— begin RECORDED DATA —

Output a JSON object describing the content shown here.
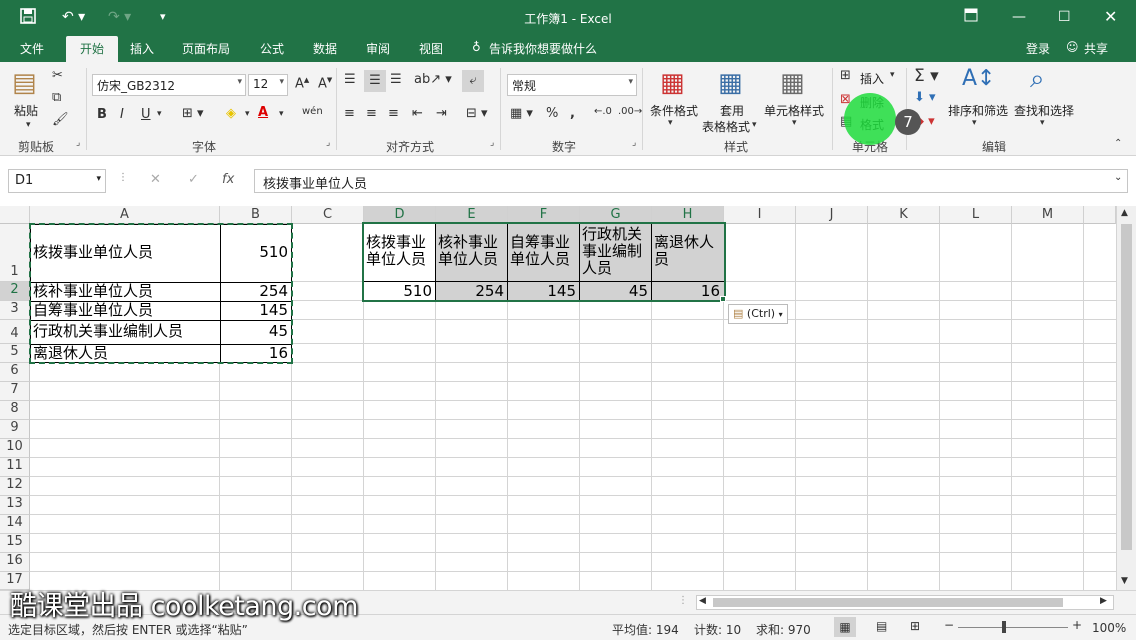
{
  "window": {
    "title": "工作簿1 - Excel"
  },
  "tabs": [
    {
      "label": "文件"
    },
    {
      "label": "开始"
    },
    {
      "label": "插入"
    },
    {
      "label": "页面布局"
    },
    {
      "label": "公式"
    },
    {
      "label": "数据"
    },
    {
      "label": "审阅"
    },
    {
      "label": "视图"
    }
  ],
  "tell_me": "告诉我你想要做什么",
  "account": {
    "login": "登录",
    "share": "共享"
  },
  "ribbon": {
    "clipboard": {
      "paste": "粘贴",
      "label": "剪贴板"
    },
    "font": {
      "name": "仿宋_GB2312",
      "size": "12",
      "label": "字体",
      "bold": "B",
      "italic": "I",
      "underline": "U"
    },
    "alignment": {
      "label": "对齐方式"
    },
    "number": {
      "format": "常规",
      "label": "数字",
      "percent": "%",
      "comma": ","
    },
    "styles": {
      "conditional": "条件格式",
      "table_line1": "套用",
      "table_line2": "表格格式",
      "cell_styles": "单元格样式",
      "label": "样式"
    },
    "cells": {
      "insert": "插入",
      "delete": "删除",
      "format": "格式",
      "label": "单元格"
    },
    "editing": {
      "sort_filter": "排序和筛选",
      "find_select": "查找和选择",
      "label": "编辑"
    }
  },
  "formula_bar": {
    "name_box": "D1",
    "fx": "fx",
    "content": "核拨事业单位人员"
  },
  "columns": [
    "A",
    "B",
    "C",
    "D",
    "E",
    "F",
    "G",
    "H",
    "I",
    "J",
    "K",
    "L",
    "M"
  ],
  "rows": [
    "1",
    "2",
    "3",
    "4",
    "5",
    "6",
    "7",
    "8",
    "9",
    "10",
    "11",
    "12",
    "13",
    "14",
    "15",
    "16",
    "17"
  ],
  "source_table": [
    {
      "label": "核拨事业单位人员",
      "value": "510"
    },
    {
      "label": "核补事业单位人员",
      "value": "254"
    },
    {
      "label": "自筹事业单位人员",
      "value": "145"
    },
    {
      "label": "行政机关事业编制人员",
      "value": "45"
    },
    {
      "label": "离退休人员",
      "value": "16"
    }
  ],
  "transposed": {
    "headers": [
      [
        "核拨事业",
        "单位人员"
      ],
      [
        "核补事业",
        "单位人员"
      ],
      [
        "自筹事业",
        "单位人员"
      ],
      [
        "行政机关",
        "事业编制",
        "人员"
      ],
      [
        "离退休人",
        "员"
      ]
    ],
    "values": [
      "510",
      "254",
      "145",
      "45",
      "16"
    ]
  },
  "paste_options": "(Ctrl)",
  "step_badge": "7",
  "watermark": "酷课堂出品 coolketang.com",
  "status": {
    "message": "选定目标区域，然后按 ENTER 或选择“粘贴”",
    "average": "平均值: 194",
    "count": "计数: 10",
    "sum": "求和: 970",
    "zoom": "100%"
  },
  "colors": {
    "accent": "#217346",
    "selection_fill": "#d2d2d2"
  }
}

— end RECORDED DATA —

PROBLEM DETAILS: Leave the pictures out and write out every entry exactly as given.

SOLUTION FOR THIS EXERCISE:
Output a JSON object describing the content shown here.
{
  "window": {
    "title": "工作簿1 - Excel"
  },
  "tabs": [
    {
      "label": "文件"
    },
    {
      "label": "开始"
    },
    {
      "label": "插入"
    },
    {
      "label": "页面布局"
    },
    {
      "label": "公式"
    },
    {
      "label": "数据"
    },
    {
      "label": "审阅"
    },
    {
      "label": "视图"
    }
  ],
  "tell_me": "告诉我你想要做什么",
  "account": {
    "login": "登录",
    "share": "共享"
  },
  "ribbon": {
    "clipboard": {
      "paste": "粘贴",
      "label": "剪贴板"
    },
    "font": {
      "name": "仿宋_GB2312",
      "size": "12",
      "label": "字体",
      "bold": "B",
      "italic": "I",
      "underline": "U"
    },
    "alignment": {
      "label": "对齐方式"
    },
    "number": {
      "format": "常规",
      "label": "数字",
      "percent": "%",
      "comma": ","
    },
    "styles": {
      "conditional": "条件格式",
      "table_line1": "套用",
      "table_line2": "表格格式",
      "cell_styles": "单元格样式",
      "label": "样式"
    },
    "cells": {
      "insert": "插入",
      "delete": "删除",
      "format": "格式",
      "label": "单元格"
    },
    "editing": {
      "sort_filter": "排序和筛选",
      "find_select": "查找和选择",
      "label": "编辑"
    }
  },
  "formula_bar": {
    "name_box": "D1",
    "fx": "fx",
    "content": "核拨事业单位人员"
  },
  "columns": [
    "A",
    "B",
    "C",
    "D",
    "E",
    "F",
    "G",
    "H",
    "I",
    "J",
    "K",
    "L",
    "M"
  ],
  "rows": [
    "1",
    "2",
    "3",
    "4",
    "5",
    "6",
    "7",
    "8",
    "9",
    "10",
    "11",
    "12",
    "13",
    "14",
    "15",
    "16",
    "17"
  ],
  "source_table": [
    {
      "label": "核拨事业单位人员",
      "value": "510"
    },
    {
      "label": "核补事业单位人员",
      "value": "254"
    },
    {
      "label": "自筹事业单位人员",
      "value": "145"
    },
    {
      "label": "行政机关事业编制人员",
      "value": "45"
    },
    {
      "label": "离退休人员",
      "value": "16"
    }
  ],
  "transposed": {
    "headers": [
      [
        "核拨事业",
        "单位人员"
      ],
      [
        "核补事业",
        "单位人员"
      ],
      [
        "自筹事业",
        "单位人员"
      ],
      [
        "行政机关",
        "事业编制",
        "人员"
      ],
      [
        "离退休人",
        "员"
      ]
    ],
    "values": [
      "510",
      "254",
      "145",
      "45",
      "16"
    ]
  },
  "paste_options": "(Ctrl)",
  "step_badge": "7",
  "watermark": "酷课堂出品 coolketang.com",
  "status": {
    "message": "选定目标区域，然后按 ENTER 或选择“粘贴”",
    "average": "平均值: 194",
    "count": "计数: 10",
    "sum": "求和: 970",
    "zoom": "100%"
  },
  "colors": {
    "accent": "#217346",
    "selection_fill": "#d2d2d2"
  }
}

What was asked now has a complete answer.